— Start Data supplied —

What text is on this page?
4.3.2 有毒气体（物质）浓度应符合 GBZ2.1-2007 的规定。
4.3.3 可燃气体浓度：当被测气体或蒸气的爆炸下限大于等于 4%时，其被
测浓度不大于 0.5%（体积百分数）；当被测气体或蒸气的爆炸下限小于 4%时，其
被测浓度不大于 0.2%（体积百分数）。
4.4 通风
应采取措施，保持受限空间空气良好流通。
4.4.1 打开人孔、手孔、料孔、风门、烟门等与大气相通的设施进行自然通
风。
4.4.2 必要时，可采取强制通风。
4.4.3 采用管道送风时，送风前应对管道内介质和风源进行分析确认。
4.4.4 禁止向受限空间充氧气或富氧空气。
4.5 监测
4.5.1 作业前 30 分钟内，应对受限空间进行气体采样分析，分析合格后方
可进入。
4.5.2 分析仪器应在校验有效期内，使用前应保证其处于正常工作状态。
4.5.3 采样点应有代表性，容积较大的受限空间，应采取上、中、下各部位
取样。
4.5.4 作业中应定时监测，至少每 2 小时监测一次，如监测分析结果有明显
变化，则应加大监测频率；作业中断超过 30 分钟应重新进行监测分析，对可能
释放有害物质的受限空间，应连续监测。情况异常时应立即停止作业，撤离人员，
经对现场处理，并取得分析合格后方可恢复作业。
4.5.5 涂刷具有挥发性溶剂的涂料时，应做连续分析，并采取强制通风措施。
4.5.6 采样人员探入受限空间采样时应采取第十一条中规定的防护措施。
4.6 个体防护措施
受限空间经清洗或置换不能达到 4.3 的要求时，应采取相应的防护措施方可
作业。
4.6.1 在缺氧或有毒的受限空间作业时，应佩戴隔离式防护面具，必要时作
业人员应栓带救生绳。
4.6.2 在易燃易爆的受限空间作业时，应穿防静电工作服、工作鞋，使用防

— End Data supplied —

■ What is needed ■
Repeat the material from above exactly, word for word.

■ Solution for this task ■
What text is on this page?
4.3.2 有毒气体（物质）浓度应符合 GBZ2.1-2007 的规定。
4.3.3 可燃气体浓度：当被测气体或蒸气的爆炸下限大于等于 4%时，其被
测浓度不大于 0.5%（体积百分数）；当被测气体或蒸气的爆炸下限小于 4%时，其
被测浓度不大于 0.2%（体积百分数）。
4.4 通风
应采取措施，保持受限空间空气良好流通。
4.4.1 打开人孔、手孔、料孔、风门、烟门等与大气相通的设施进行自然通
风。
4.4.2 必要时，可采取强制通风。
4.4.3 采用管道送风时，送风前应对管道内介质和风源进行分析确认。
4.4.4 禁止向受限空间充氧气或富氧空气。
4.5 监测
4.5.1 作业前 30 分钟内，应对受限空间进行气体采样分析，分析合格后方
可进入。
4.5.2 分析仪器应在校验有效期内，使用前应保证其处于正常工作状态。
4.5.3 采样点应有代表性，容积较大的受限空间，应采取上、中、下各部位
取样。
4.5.4 作业中应定时监测，至少每 2 小时监测一次，如监测分析结果有明显
变化，则应加大监测频率；作业中断超过 30 分钟应重新进行监测分析，对可能
释放有害物质的受限空间，应连续监测。情况异常时应立即停止作业，撤离人员，
经对现场处理，并取得分析合格后方可恢复作业。
4.5.5 涂刷具有挥发性溶剂的涂料时，应做连续分析，并采取强制通风措施。
4.5.6 采样人员探入受限空间采样时应采取第十一条中规定的防护措施。
4.6 个体防护措施
受限空间经清洗或置换不能达到 4.3 的要求时，应采取相应的防护措施方可
作业。
4.6.1 在缺氧或有毒的受限空间作业时，应佩戴隔离式防护面具，必要时作
业人员应栓带救生绳。
4.6.2 在易燃易爆的受限空间作业时，应穿防静电工作服、工作鞋，使用防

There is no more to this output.